-- START OF Available data --
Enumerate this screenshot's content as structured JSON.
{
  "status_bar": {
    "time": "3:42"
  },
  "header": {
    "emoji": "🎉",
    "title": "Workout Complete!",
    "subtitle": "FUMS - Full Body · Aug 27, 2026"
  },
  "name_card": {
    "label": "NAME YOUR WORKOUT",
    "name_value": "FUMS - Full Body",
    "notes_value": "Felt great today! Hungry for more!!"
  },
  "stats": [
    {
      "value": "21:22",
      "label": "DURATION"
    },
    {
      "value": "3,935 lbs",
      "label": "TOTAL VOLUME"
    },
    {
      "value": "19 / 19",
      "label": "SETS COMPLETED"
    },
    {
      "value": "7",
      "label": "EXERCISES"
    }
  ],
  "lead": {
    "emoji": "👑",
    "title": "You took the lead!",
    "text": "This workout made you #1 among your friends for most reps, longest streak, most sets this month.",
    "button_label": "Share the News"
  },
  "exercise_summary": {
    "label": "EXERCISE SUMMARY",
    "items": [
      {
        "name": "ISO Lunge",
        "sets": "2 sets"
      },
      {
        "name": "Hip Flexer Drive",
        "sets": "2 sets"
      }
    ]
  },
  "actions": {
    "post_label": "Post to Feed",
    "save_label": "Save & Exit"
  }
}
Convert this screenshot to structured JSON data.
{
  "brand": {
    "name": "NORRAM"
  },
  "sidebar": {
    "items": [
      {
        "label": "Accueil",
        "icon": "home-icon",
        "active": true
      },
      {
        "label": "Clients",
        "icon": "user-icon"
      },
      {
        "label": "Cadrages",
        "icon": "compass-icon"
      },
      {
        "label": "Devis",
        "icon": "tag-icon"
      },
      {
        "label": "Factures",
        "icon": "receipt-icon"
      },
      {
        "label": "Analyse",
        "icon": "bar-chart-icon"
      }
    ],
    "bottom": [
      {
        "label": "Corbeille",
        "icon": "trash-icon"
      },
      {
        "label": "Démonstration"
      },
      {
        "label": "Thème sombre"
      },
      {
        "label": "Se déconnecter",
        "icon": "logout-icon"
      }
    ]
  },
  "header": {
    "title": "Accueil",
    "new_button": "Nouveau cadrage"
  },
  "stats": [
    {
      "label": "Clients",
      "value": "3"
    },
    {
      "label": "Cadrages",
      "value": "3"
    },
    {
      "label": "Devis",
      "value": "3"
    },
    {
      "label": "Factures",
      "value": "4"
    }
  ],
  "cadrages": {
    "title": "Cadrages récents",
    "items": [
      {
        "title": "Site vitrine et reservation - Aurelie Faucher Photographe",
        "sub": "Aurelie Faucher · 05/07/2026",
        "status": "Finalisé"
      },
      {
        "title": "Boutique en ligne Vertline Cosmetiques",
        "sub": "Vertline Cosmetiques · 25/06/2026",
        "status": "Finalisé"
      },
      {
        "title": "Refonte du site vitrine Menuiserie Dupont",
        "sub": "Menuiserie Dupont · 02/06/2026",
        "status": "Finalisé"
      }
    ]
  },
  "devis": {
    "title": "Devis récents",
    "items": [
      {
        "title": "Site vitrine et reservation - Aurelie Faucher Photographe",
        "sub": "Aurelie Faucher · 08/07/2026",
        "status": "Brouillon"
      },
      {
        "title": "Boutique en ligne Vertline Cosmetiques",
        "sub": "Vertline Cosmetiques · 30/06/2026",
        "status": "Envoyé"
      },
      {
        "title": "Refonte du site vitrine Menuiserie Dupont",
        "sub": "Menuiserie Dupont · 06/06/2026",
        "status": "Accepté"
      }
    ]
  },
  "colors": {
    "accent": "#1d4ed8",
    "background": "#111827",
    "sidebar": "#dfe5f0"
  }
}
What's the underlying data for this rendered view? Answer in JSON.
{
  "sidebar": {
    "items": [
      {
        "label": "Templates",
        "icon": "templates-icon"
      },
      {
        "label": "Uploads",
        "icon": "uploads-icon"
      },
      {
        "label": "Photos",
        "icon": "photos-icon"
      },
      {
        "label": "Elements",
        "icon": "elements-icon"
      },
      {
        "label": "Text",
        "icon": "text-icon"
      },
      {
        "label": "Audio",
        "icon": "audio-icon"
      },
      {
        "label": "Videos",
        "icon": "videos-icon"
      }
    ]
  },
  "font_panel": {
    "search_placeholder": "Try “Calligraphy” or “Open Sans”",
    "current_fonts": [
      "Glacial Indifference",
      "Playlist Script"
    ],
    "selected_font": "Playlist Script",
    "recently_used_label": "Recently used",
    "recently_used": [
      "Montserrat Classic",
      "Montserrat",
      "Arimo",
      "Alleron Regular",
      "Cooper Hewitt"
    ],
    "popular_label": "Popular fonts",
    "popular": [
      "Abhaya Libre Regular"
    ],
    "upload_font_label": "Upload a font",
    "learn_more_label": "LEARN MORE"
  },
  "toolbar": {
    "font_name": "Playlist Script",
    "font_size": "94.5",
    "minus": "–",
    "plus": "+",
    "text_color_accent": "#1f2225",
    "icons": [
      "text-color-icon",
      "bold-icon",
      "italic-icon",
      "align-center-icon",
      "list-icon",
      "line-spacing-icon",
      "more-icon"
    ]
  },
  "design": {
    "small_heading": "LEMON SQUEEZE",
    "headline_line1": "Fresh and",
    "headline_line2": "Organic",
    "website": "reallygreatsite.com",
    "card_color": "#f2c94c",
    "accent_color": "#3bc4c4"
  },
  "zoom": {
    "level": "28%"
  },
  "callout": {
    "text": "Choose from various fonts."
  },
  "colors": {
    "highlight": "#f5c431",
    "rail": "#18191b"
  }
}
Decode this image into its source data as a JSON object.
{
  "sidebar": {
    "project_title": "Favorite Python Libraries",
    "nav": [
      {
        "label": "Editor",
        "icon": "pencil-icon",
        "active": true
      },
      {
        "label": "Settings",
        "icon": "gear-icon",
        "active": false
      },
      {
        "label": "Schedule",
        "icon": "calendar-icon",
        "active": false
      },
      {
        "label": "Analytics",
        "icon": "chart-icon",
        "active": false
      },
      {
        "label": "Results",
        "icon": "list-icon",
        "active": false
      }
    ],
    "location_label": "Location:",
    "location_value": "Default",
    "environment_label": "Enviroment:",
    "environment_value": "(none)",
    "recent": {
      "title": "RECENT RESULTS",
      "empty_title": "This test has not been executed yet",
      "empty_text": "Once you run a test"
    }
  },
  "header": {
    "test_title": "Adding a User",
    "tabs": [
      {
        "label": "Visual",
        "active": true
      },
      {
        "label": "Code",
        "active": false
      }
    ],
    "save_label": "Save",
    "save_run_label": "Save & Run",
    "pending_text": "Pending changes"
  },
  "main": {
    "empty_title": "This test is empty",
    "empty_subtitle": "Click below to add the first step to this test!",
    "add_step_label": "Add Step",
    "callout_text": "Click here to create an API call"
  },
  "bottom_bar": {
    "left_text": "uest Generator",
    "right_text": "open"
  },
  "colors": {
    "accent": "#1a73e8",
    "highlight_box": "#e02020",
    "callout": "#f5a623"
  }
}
-- END OF Available data --
Exercise prompt -> Copy all lines from the entries that contain the word "structured".

The answer ->
Enumerate this screenshot's content as structured JSON.
Convert this screenshot to structured JSON data.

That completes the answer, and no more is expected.